#### Your instructions:
Go through the data below and gather each line containing "text".

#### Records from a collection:

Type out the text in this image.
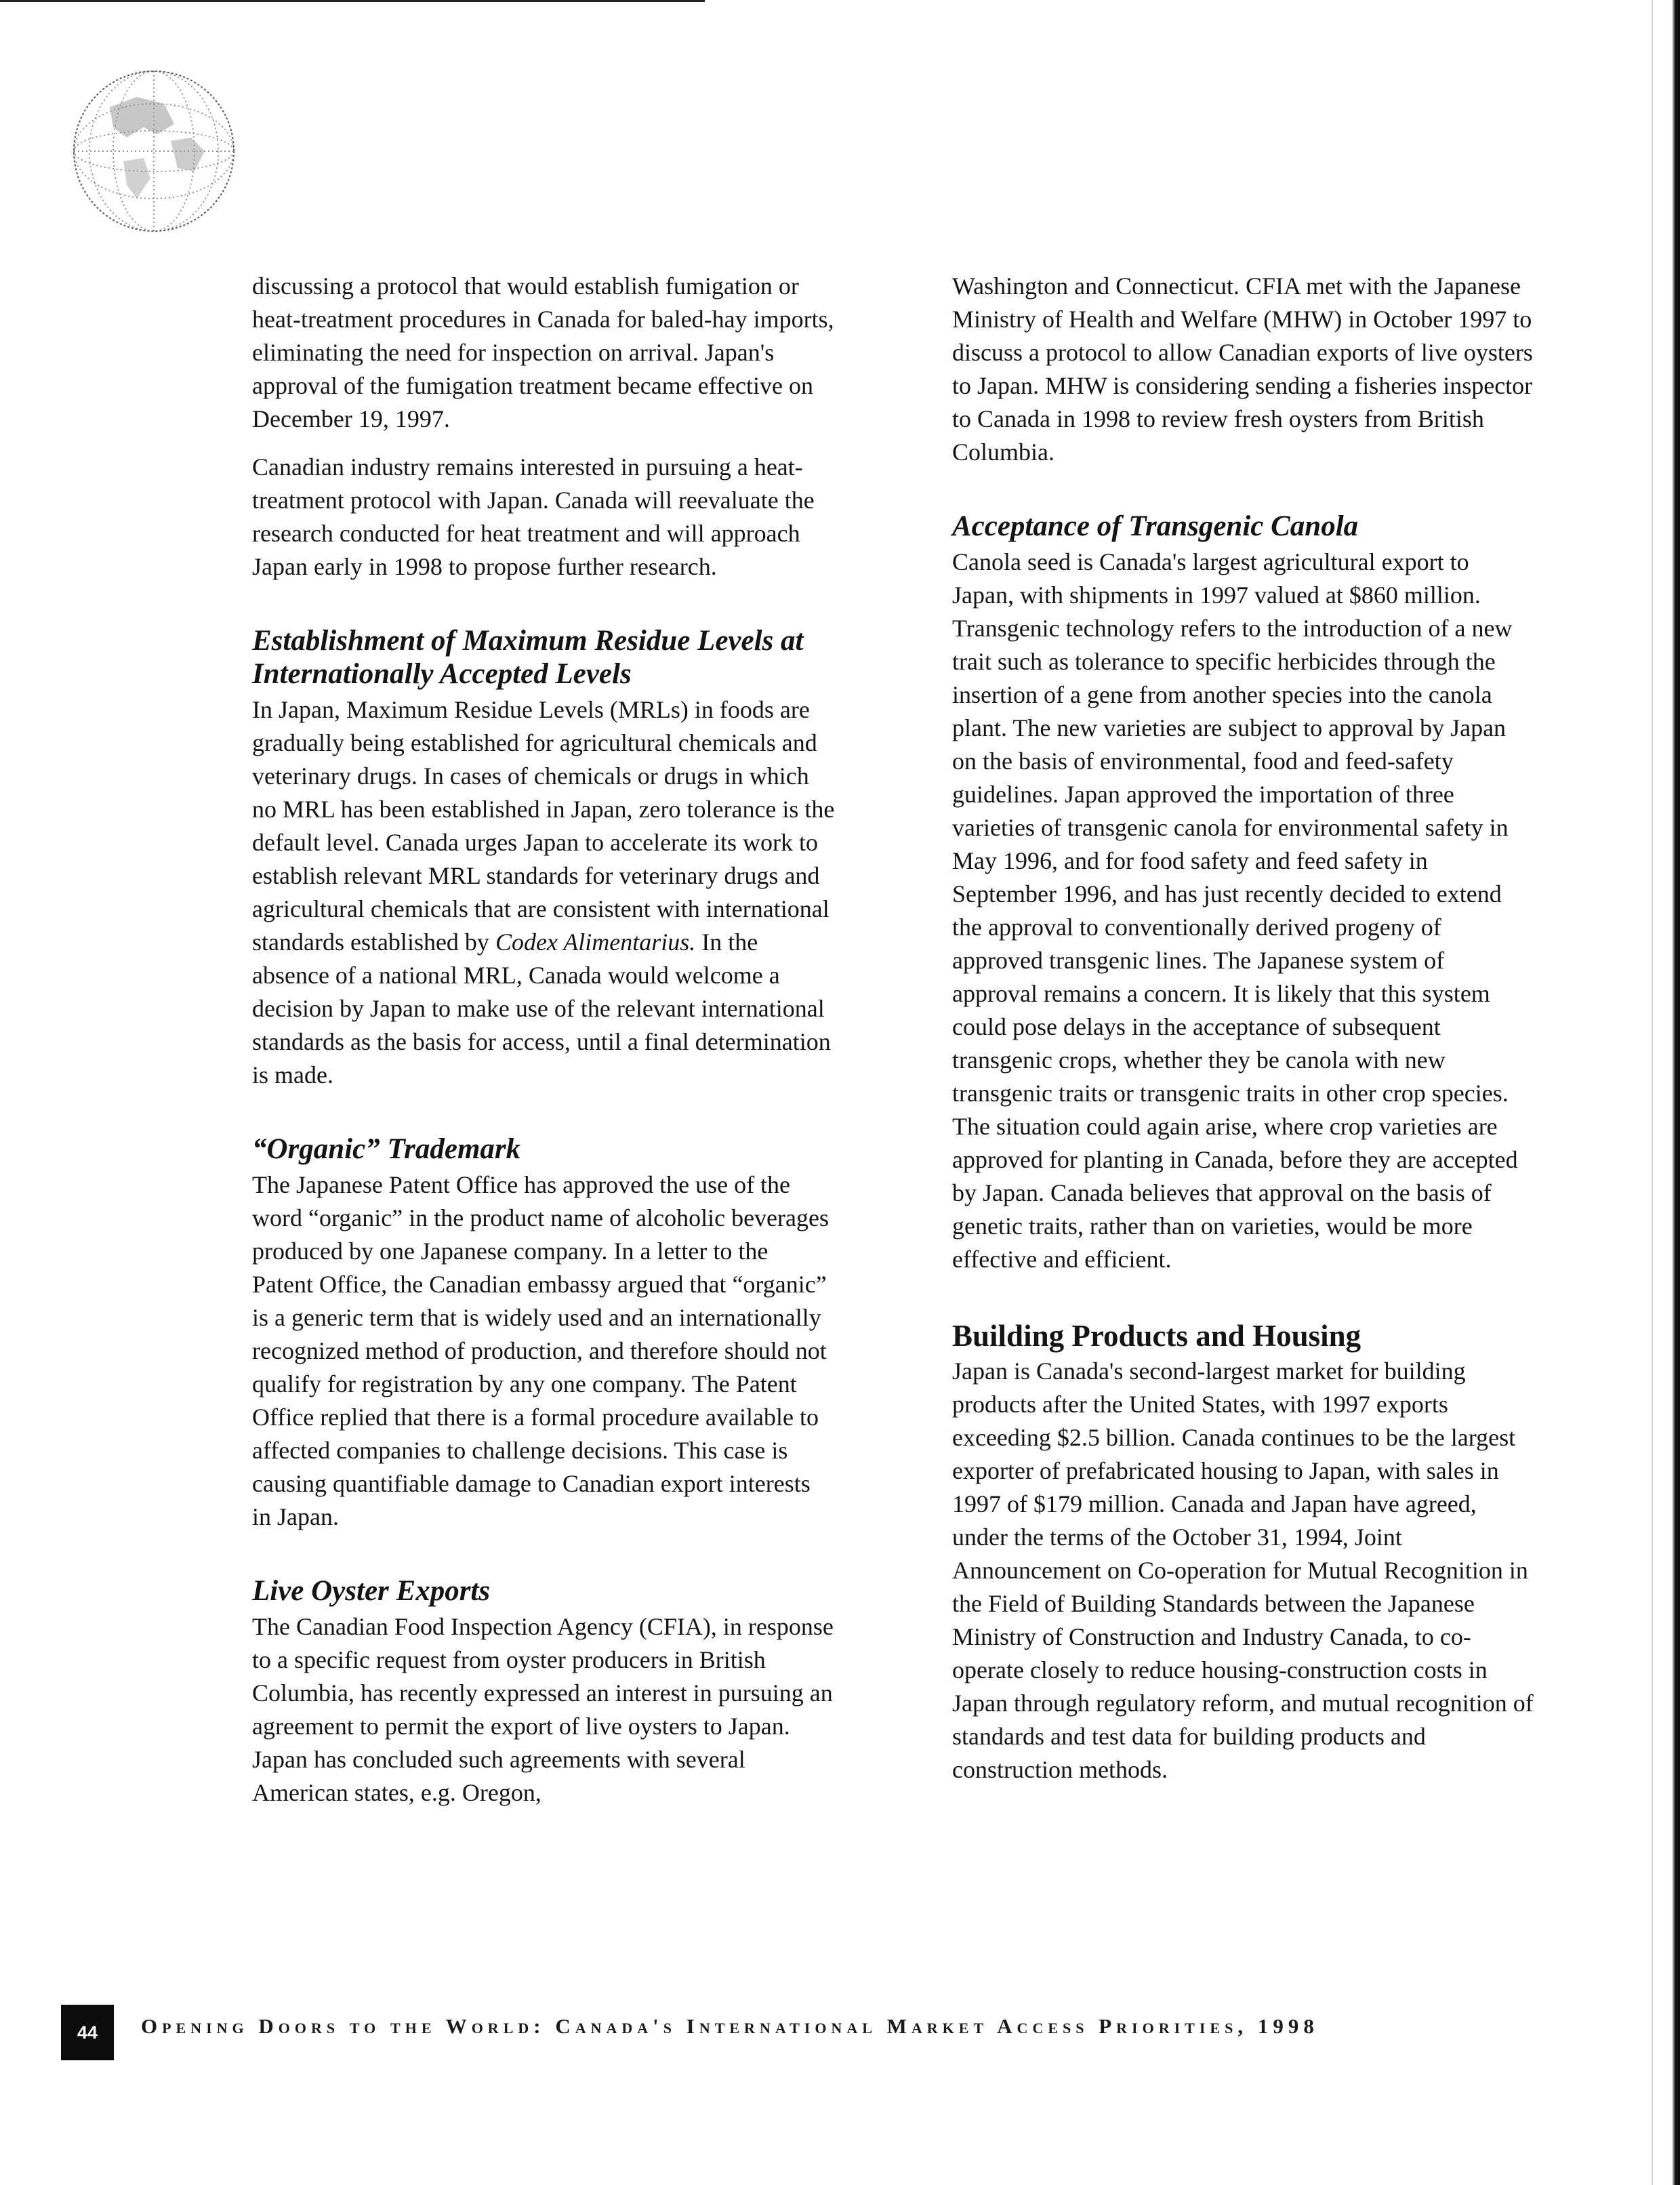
discussing a protocol that would establish fumigation or heat-treatment procedures in Canada for baled-hay imports, eliminating the need for inspection on arrival. Japan's approval of the fumigation treatment became effective on December 19, 1997.

Canadian industry remains interested in pursuing a heat-treatment protocol with Japan. Canada will reevaluate the research conducted for heat treatment and will approach Japan early in 1998 to propose further research.

Establishment of Maximum Residue Levels at Internationally Accepted Levels

In Japan, Maximum Residue Levels (MRLs) in foods are gradually being established for agricultural chemicals and veterinary drugs. In cases of chemicals or drugs in which no MRL has been established in Japan, zero tolerance is the default level. Canada urges Japan to accelerate its work to establish relevant MRL standards for veterinary drugs and agricultural chemicals that are consistent with international standards established by Codex Alimentarius. In the absence of a national MRL, Canada would welcome a decision by Japan to make use of the relevant international standards as the basis for access, until a final determination is made.

“Organic” Trademark

The Japanese Patent Office has approved the use of the word “organic” in the product name of alcoholic beverages produced by one Japanese company. In a letter to the Patent Office, the Canadian embassy argued that “organic” is a generic term that is widely used and an internationally recognized method of production, and therefore should not qualify for registration by any one company. The Patent Office replied that there is a formal procedure available to affected companies to challenge decisions. This case is causing quantifiable damage to Canadian export interests in Japan.

Live Oyster Exports

The Canadian Food Inspection Agency (CFIA), in response to a specific request from oyster producers in British Columbia, has recently expressed an interest in pursuing an agreement to permit the export of live oysters to Japan. Japan has concluded such agreements with several American states, e.g. Oregon,

Washington and Connecticut. CFIA met with the Japanese Ministry of Health and Welfare (MHW) in October 1997 to discuss a protocol to allow Canadian exports of live oysters to Japan. MHW is considering sending a fisheries inspector to Canada in 1998 to review fresh oysters from British Columbia.

Acceptance of Transgenic Canola

Canola seed is Canada's largest agricultural export to Japan, with shipments in 1997 valued at $860 million. Transgenic technology refers to the introduction of a new trait such as tolerance to specific herbicides through the insertion of a gene from another species into the canola plant. The new varieties are subject to approval by Japan on the basis of environmental, food and feed-safety guidelines. Japan approved the importation of three varieties of transgenic canola for environmental safety in May 1996, and for food safety and feed safety in September 1996, and has just recently decided to extend the approval to conventionally derived progeny of approved transgenic lines. The Japanese system of approval remains a concern. It is likely that this system could pose delays in the acceptance of subsequent transgenic crops, whether they be canola with new transgenic traits or transgenic traits in other crop species. The situation could again arise, where crop varieties are approved for planting in Canada, before they are accepted by Japan. Canada believes that approval on the basis of genetic traits, rather than on varieties, would be more effective and efficient.

Building Products and Housing

Japan is Canada's second-largest market for building products after the United States, with 1997 exports exceeding $2.5 billion. Canada continues to be the largest exporter of prefabricated housing to Japan, with sales in 1997 of $179 million. Canada and Japan have agreed, under the terms of the October 31, 1994, Joint Announcement on Co-operation for Mutual Recognition in the Field of Building Standards between the Japanese Ministry of Construction and Industry Canada, to co-operate closely to reduce housing-construction costs in Japan through regulatory reform, and mutual recognition of standards and test data for building products and construction methods.

44	Opening Doors to the World: Canada's International Market Access Priorities, 1998
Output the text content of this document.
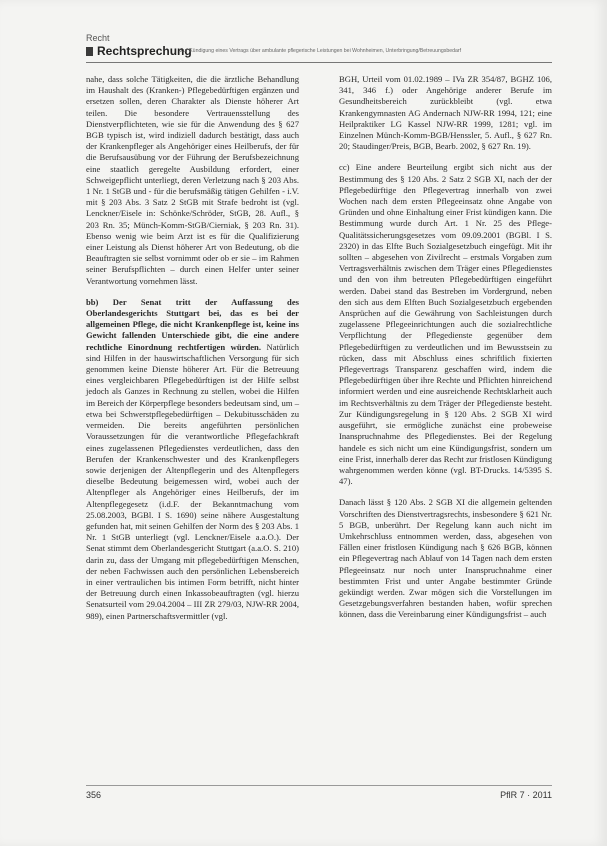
Recht
Rechtsprechung
Zur Kündigung eines Vertrags über ambulante pflegerische Leistungen bei Wohnheimen, Unterbringung/Betreuungsbedarf

nahe, dass solche Tätigkeiten, die die ärztliche Behandlung im Haushalt des (Kranken-) Pflegebedürftigen ergänzen und ersetzen sollen, deren Charakter als Dienste höherer Art teilen. Die besondere Vertrauensstellung des Dienstverpflichteten, wie sie für die Anwendung des § 627 BGB typisch ist, wird indiziell dadurch bestätigt, dass auch der Krankenpfleger als Angehöriger eines Heilberufs, der für die Berufsausübung vor der Führung der Berufsbezeichnung eine staatlich geregelte Ausbildung erfordert, einer Schweigepflicht unterliegt, deren Verletzung nach § 203 Abs. 1 Nr. 1 StGB und - für die berufsmäßig tätigen Gehilfen - i.V. mit § 203 Abs. 3 Satz 2 StGB mit Strafe bedroht ist (vgl. Lenckner/Eisele in: Schönke/Schröder, StGB, 28. Aufl., § 203 Rn. 35; Münch-Komm-StGB/Cierniak, § 203 Rn. 31). Ebenso wenig wie beim Arzt ist es für die Qualifizierung einer Leistung als Dienst höherer Art von Bedeutung, ob die Beauftragten sie selbst vornimmt oder ob er sie – im Rahmen seiner Berufspflichten – durch einen Helfer unter seiner Verantwortung vornehmen lässt.

bb) Der Senat tritt der Auffassung des Oberlandesgerichts Stuttgart bei, das es bei der allgemeinen Pflege, die nicht Krankenpflege ist, keine ins Gewicht fallenden Unterschiede gibt, die eine andere rechtliche Einordnung rechtfertigen würden. Natürlich sind Hilfen in der hauswirtschaftlichen Versorgung für sich genommen keine Dienste höherer Art. Für die Betreuung eines vergleichbaren Pflegebedürftigen ist der Hilfe selbst jedoch als Ganzes in Rechnung zu stellen, wobei die Hilfen im Bereich der Körperpflege besonders bedeutsam sind, um – etwa bei Schwerstpflegebedürftigen – Dekubitusschäden zu vermeiden. Die bereits angeführten persönlichen Voraussetzungen für die verantwortliche Pflegefachkraft eines zugelassenen Pflegedienstes verdeutlichen, dass den Berufen der Krankenschwester und des Krankenpflegers sowie derjenigen der Altenpflegerin und des Altenpflegers dieselbe Bedeutung beigemessen wird, wobei auch der Altenpfleger als Angehöriger eines Heilberufs, der im Altenpflegegesetz (i.d.F. der Bekanntmachung vom 25.08.2003, BGBl. I S. 1690) seine nähere Ausgestaltung gefunden hat, mit seinen Gehilfen der Norm des § 203 Abs. 1 Nr. 1 StGB unterliegt (vgl. Lenckner/Eisele a.a.O.). Der Senat stimmt dem Oberlandesgericht Stuttgart (a.a.O. S. 210) darin zu, dass der Umgang mit pflegebedürftigen Menschen, der neben Fachwissen auch den persönlichen Lebensbereich in einer vertraulichen bis intimen Form betrifft, nicht hinter der Betreuung durch einen Inkassobeauftragten (vgl. hierzu Senatsurteil vom 29.04.2004 – III ZR 279/03, NJW-RR 2004, 989), einen Partnerschaftsvermittler (vgl.

BGH, Urteil vom 01.02.1989 – IVa ZR 354/87, BGHZ 106, 341, 346 f.) oder Angehörige anderer Berufe im Gesundheitsbereich zurückbleibt (vgl. etwa Krankengymnasten AG Andernach NJW-RR 1994, 121; eine Heilpraktiker LG Kassel NJW-RR 1999, 1281; vgl. im Einzelnen Münch-Komm-BGB/Henssler, 5. Aufl., § 627 Rn. 20; Staudinger/Preis, BGB, Bearb. 2002, § 627 Rn. 19).

cc) Eine andere Beurteilung ergibt sich nicht aus der Bestimmung des § 120 Abs. 2 Satz 2 SGB XI, nach der der Pflegebedürftige den Pflegevertrag innerhalb von zwei Wochen nach dem ersten Pflegeeinsatz ohne Angabe von Gründen und ohne Einhaltung einer Frist kündigen kann. Die Bestimmung wurde durch Art. 1 Nr. 25 des Pflege-Qualitätssicherungsgesetzes vom 09.09.2001 (BGBl. I S. 2320) in das Elfte Buch Sozialgesetzbuch eingefügt. Mit ihr sollten – abgesehen von Zivilrecht – erstmals Vorgaben zum Vertragsverhältnis zwischen dem Träger eines Pflegedienstes und den von ihm betreuten Pflegebedürftigen eingeführt werden. Dabei stand das Bestreben im Vordergrund, neben den sich aus dem Elften Buch Sozialgesetzbuch ergebenden Ansprüchen auf die Gewährung von Sachleistungen durch zugelassene Pflegeeinrichtungen auch die sozialrechtliche Verpflichtung der Pflegedienste gegenüber dem Pflegebedürftigen zu verdeutlichen und im Bewusstsein zu rücken, dass mit Abschluss eines schriftlich fixierten Pflegevertrags Transparenz geschaffen wird, indem die Pflegebedürftigen über ihre Rechte und Pflichten hinreichend informiert werden und eine ausreichende Rechtsklarheit auch im Rechtsverhältnis zu dem Träger der Pflegedienste besteht. Zur Kündigungsregelung in § 120 Abs. 2 SGB XI wird ausgeführt, sie ermögliche zunächst eine probeweise Inanspruchnahme des Pflegedienstes. Bei der Regelung handele es sich nicht um eine Kündigungsfrist, sondern um eine Frist, innerhalb derer das Recht zur fristlosen Kündigung wahrgenommen werden könne (vgl. BT-Drucks. 14/5395 S. 47).

Danach lässt § 120 Abs. 2 SGB XI die allgemein geltenden Vorschriften des Dienstvertragsrechts, insbesondere § 621 Nr. 5 BGB, unberührt. Der Regelung kann auch nicht im Umkehrschluss entnommen werden, dass, abgesehen von Fällen einer fristlosen Kündigung nach § 626 BGB, können ein Pflegevertrag nach Ablauf von 14 Tagen nach dem ersten Pflegeeinsatz nur noch unter Inanspruchnahme einer bestimmten Frist und unter Angabe bestimmter Gründe gekündigt werden. Zwar mögen sich die Vorstellungen im Gesetzgebungsverfahren bestanden haben, wofür sprechen können, dass die Vereinbarung einer Kündigungsfrist – auch

356	PflR 7 · 2011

#### Result of this exercise:
Type out the text in this image.
Output the text content of this document.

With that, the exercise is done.